To do
(1) In the dataset-loading notebook, what tool is used to make the datasets into packages?
(2) Continue the dataset-loading notebook from its last line.

Provided passage
You can download dataset in the following link:
https://www.dropbox.com/sh/mt7by5f1wgl6n3z/AACddwkFPq5lPpH3ry83MgSDa?dl=0

In [None]:
# we use quilt to make all the datasets as package
import quilt
# install dataset
quilt.install("qianhongye/WikiSentiment")

# import the dataset
from quilt.data.qianhongye import WikiSentiment as wiki

In [4]:
t_people = wiki.talk_score_with_date_for_people._data()
## for locally dataset
#t_people = pd.read_csv("talk_people_score_date_geo.csv")

In [5]:
t_events = wiki.talk_score_with_date_for_events._data()
## for locally dataset
#t_events = pd.read_csv("talk_events_score_date_geo.csv")

In [6]:
a_people = wiki.article_score_with_date_for_people._data()
## for locally dataset
#a_people = pd.read_csv("article_people_score_date_geo.csv")

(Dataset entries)
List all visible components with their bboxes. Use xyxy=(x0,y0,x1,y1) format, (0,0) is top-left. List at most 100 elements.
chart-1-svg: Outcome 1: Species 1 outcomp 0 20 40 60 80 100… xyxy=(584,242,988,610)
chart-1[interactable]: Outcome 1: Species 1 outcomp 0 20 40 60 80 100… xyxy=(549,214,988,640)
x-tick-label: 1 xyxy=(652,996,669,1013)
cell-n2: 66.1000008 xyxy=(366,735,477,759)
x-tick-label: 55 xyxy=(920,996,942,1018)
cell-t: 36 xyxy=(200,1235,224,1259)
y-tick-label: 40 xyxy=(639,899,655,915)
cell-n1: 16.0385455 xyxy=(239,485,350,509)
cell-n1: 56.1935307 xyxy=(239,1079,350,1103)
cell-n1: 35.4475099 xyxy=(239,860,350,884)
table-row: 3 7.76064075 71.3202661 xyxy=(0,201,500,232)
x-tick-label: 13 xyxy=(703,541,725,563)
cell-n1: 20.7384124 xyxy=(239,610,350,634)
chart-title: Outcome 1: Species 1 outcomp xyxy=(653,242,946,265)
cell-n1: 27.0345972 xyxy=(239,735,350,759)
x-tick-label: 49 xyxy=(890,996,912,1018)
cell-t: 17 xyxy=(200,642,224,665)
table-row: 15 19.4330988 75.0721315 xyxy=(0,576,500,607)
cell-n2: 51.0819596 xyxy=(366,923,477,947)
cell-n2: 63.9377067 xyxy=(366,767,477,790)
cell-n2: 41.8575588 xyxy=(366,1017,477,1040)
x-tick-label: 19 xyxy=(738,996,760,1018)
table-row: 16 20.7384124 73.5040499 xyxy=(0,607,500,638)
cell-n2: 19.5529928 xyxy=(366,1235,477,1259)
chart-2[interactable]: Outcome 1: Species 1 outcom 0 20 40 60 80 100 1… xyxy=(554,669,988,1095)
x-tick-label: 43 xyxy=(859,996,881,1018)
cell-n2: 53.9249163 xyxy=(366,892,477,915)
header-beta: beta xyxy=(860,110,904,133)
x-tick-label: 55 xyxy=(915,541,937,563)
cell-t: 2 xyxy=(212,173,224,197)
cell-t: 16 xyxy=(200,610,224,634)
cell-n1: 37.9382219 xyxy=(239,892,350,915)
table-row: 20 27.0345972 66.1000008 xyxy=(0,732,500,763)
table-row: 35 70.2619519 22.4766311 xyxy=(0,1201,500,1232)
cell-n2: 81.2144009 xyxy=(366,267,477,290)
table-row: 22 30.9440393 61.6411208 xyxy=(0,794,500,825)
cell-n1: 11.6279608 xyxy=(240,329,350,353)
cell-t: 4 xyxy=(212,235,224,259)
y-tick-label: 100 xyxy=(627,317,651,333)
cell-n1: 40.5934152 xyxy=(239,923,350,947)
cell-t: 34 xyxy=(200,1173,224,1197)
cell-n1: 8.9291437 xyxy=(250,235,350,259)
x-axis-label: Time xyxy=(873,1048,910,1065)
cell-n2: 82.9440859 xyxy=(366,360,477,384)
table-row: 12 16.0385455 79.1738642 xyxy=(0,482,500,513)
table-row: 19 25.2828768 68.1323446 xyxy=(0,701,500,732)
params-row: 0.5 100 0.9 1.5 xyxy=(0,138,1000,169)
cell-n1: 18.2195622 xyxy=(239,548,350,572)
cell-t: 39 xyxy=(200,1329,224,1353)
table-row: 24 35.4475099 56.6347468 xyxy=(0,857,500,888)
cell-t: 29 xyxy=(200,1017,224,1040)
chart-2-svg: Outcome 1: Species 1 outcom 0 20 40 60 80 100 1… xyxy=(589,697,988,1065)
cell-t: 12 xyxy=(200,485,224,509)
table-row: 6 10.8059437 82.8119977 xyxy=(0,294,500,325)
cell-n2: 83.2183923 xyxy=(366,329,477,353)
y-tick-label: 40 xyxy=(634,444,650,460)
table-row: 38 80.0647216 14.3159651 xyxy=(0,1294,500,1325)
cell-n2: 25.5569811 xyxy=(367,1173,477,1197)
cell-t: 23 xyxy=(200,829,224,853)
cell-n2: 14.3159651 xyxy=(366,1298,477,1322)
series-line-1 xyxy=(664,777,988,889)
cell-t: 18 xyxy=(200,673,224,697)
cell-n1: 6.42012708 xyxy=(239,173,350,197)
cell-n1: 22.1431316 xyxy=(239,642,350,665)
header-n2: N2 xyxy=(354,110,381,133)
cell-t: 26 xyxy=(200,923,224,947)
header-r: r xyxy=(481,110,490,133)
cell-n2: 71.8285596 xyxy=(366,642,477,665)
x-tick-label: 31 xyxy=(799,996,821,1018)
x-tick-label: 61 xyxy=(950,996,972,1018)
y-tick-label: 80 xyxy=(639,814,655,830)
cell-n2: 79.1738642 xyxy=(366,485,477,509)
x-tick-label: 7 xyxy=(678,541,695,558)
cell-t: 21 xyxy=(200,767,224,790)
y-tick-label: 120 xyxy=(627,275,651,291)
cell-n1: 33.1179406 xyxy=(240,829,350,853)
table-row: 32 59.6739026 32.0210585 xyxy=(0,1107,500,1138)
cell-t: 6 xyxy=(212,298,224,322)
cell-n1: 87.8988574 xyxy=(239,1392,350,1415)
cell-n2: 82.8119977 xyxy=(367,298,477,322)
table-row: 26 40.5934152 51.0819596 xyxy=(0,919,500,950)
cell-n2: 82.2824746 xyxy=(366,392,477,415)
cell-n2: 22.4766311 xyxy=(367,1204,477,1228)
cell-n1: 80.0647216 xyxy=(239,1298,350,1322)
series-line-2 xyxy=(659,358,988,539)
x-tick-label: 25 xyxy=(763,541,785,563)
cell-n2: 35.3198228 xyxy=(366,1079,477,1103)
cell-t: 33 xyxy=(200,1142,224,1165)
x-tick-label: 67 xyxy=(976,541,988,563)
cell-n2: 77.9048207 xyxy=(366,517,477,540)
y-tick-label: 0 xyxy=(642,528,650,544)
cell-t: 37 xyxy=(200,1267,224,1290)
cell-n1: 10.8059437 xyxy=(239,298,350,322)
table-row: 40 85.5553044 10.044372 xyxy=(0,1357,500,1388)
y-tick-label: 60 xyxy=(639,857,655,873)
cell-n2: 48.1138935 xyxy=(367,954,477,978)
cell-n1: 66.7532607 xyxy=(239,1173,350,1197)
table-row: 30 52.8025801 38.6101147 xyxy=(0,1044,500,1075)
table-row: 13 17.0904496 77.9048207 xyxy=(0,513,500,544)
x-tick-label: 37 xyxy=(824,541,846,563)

Answer list
(1) Quilt.

(2)
In [7]:
a_events = wiki.article_score_with_date_for_events._data()
## for locally dataset
#a_events = pd.read_csv("article_events_score_date_geo.csv")

In [8]:
complete_df = {}
complete_df['Articles'] = {}
complete_df['Talks'] = {}
complete_df['Articles']['People'] = a_people
complete_df['Articles']['Events'] = a_events
complete_df['Talks']['People'] = t_people
complete_df['Talks']['Events'] = t_events

# side function

Please run it first

In [9]:
def exclude_BC(df):
    bc_list = [one for one in df['date'] if one.startswith("-")]
    df_withoutBC = df[~df['date'].isin(bc_list)]
    #print ("There are %d dates before Christ,%d entities left after excluding"%(len(bc_list),len(df_withoutBC)))
    return df_withoutBC

In [10]:
def add_datetime_column(df,unit):
    # unit: date,month,year
    datetime_format = ""
    if unit == "date":
        datetime_format = "%Y-%m-%d"
    elif unit == "month":
        datetime_format = "%Y-%m"
    elif unit == "year":
        datetime_format = "%Y"
    new_list = [datetime.strptime(one,datetime_format) for one in df[unit]]
    if unit == "date":
        df = df.assign(datetime_date=pd.Series(new_list).values)
    elif unit == "month":
        df = df.assign(datetime_month=pd.Series(new_list).values)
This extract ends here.